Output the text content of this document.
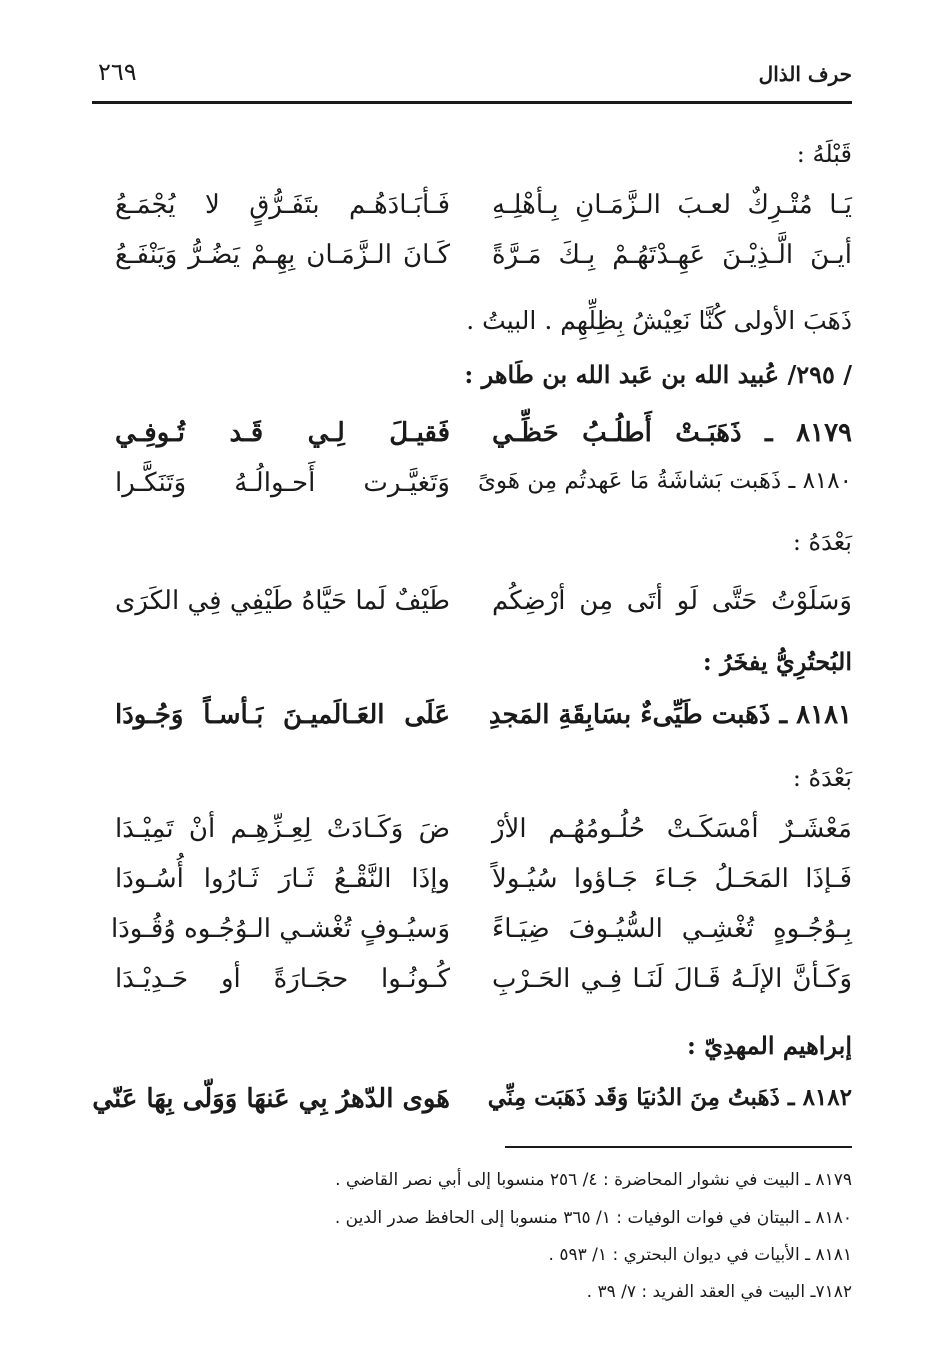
حرف الذال
٢٦٩
قَبْلَهُ :
يَـا مُتْـرِكٌ لعـبَ الـزَّمَـانِ بِـأهْلِـهِ
فَـأبَـادَهُـم بتَفَـرُّقٍ لا يُجْمَـعُ
أيـنَ الَّـذِيْـنَ عَهِـدْتَهُـمْ بِـكَ مَـرَّةً
كَـانَ الـزَّمَـان بِهِـمْ يَضُـرُّ وَيَنْفَـعُ
ذَهَبَ الأولى كُنَّا نَعِيْشُ بِظِلِّهِم . البيتُ .
/ ٢٩٥/ عُبيد الله بن عَبد الله بن طَاهر :
٨١٧٩ ـ ذَهَبَـتْ أَطلُـبُ حَظِّـي
فَقيـلَ لِـي قَـد تُـوفِـي
٨١٨٠ ـ ذَهَبت بَشاشَةُ مَا عَهدتُم مِن هَوىً
وَتَغيَّـرت أَحـوالُـهُ وَتَنَكَّـرا
بَعْدَهُ :
وَسَلَوْتُ حَتَّى لَو أتَى مِن أرْضِكُم
طَيْفٌ لَما حَيَّاهُ طَيْفِي فِي الكَرَى
البُحتُرِيُّ يفخَرُ :
٨١٨١ ـ ذَهَبت طَيِّىءٌ بسَابِقَةِ المَجدِ
عَلَى العَـالَميـنَ بَـأسـاً وَجُـودَا
بَعْدَهُ :
مَعْشَـرٌ أمْسَكَـتْ حُلُـومُهُـم الأرْ
ضَ وَكَـادَتْ لِعِـزِّهِـم أنْ تَمِيْـدَا
فَـإذَا المَحَـلُ جَـاءَ جَـاؤوا سُيُـولاً
وإذَا النَّقْـعُ ثَـارَ ثَـارُوا أُسُـودَا
بِـوُجُـوهٍ تُغْشِـي السُّيُـوفَ ضِيَـاءً
وَسيُـوفٍ تُغْشـي الـوُجُـوه وُقُـودَا
وَكَـأنَّ الإلَـهُ قَـالَ لَنَـا فِـي الحَـرْبِ
كُـونُـوا حجَـارَةً أو حَـدِيْـدَا
إبراهيم المهدِيّ :
٨١٨٢ ـ ذَهَبتُ مِنَ الدُنيَا وَقَد ذَهَبَت مِنِّي
هَوى الدّهرُ بِي عَنهَا وَوَلّى بِهَا عَنّي
٨١٧٩ ـ البيت في نشوار المحاضرة : ٤/ ٢٥٦ منسوبا إلى أبي نصر القاضي .
٨١٨٠ ـ البيتان في فوات الوفيات : ١/ ٣٦٥ منسوبا إلى الحافظ صدر الدين .
٨١٨١ ـ الأبيات في ديوان البحتري : ١/ ٥٩٣ .
٧١٨٢ـ البيت في العقد الفريد : ٧/ ٣٩ .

::::::

All the lines above are to be given again exactly as they read, with the pictures removed.

Output the text content of this document.
حرف الذال
٢٦٩
قَبْلَهُ :
يَـا مُتْـرِكٌ لعـبَ الـزَّمَـانِ بِـأهْلِـهِ
فَـأبَـادَهُـم بتَفَـرُّقٍ لا يُجْمَـعُ
أيـنَ الَّـذِيْـنَ عَهِـدْتَهُـمْ بِـكَ مَـرَّةً
كَـانَ الـزَّمَـان بِهِـمْ يَضُـرُّ وَيَنْفَـعُ
ذَهَبَ الأولى كُنَّا نَعِيْشُ بِظِلِّهِم . البيتُ .
/ ٢٩٥/ عُبيد الله بن عَبد الله بن طَاهر :
٨١٧٩ ـ ذَهَبَـتْ أَطلُـبُ حَظِّـي
فَقيـلَ لِـي قَـد تُـوفِـي
٨١٨٠ ـ ذَهَبت بَشاشَةُ مَا عَهدتُم مِن هَوىً
وَتَغيَّـرت أَحـوالُـهُ وَتَنَكَّـرا
بَعْدَهُ :
وَسَلَوْتُ حَتَّى لَو أتَى مِن أرْضِكُم
طَيْفٌ لَما حَيَّاهُ طَيْفِي فِي الكَرَى
البُحتُرِيُّ يفخَرُ :
٨١٨١ ـ ذَهَبت طَيِّىءٌ بسَابِقَةِ المَجدِ
عَلَى العَـالَميـنَ بَـأسـاً وَجُـودَا
بَعْدَهُ :
مَعْشَـرٌ أمْسَكَـتْ حُلُـومُهُـم الأرْ
ضَ وَكَـادَتْ لِعِـزِّهِـم أنْ تَمِيْـدَا
فَـإذَا المَحَـلُ جَـاءَ جَـاؤوا سُيُـولاً
وإذَا النَّقْـعُ ثَـارَ ثَـارُوا أُسُـودَا
بِـوُجُـوهٍ تُغْشِـي السُّيُـوفَ ضِيَـاءً
وَسيُـوفٍ تُغْشـي الـوُجُـوه وُقُـودَا
وَكَـأنَّ الإلَـهُ قَـالَ لَنَـا فِـي الحَـرْبِ
كُـونُـوا حجَـارَةً أو حَـدِيْـدَا
إبراهيم المهدِيّ :
٨١٨٢ ـ ذَهَبتُ مِنَ الدُنيَا وَقَد ذَهَبَت مِنِّي
هَوى الدّهرُ بِي عَنهَا وَوَلّى بِهَا عَنّي
٨١٧٩ ـ البيت في نشوار المحاضرة : ٤/ ٢٥٦ منسوبا إلى أبي نصر القاضي .
٨١٨٠ ـ البيتان في فوات الوفيات : ١/ ٣٦٥ منسوبا إلى الحافظ صدر الدين .
٨١٨١ ـ الأبيات في ديوان البحتري : ١/ ٥٩٣ .
٧١٨٢ـ البيت في العقد الفريد : ٧/ ٣٩ .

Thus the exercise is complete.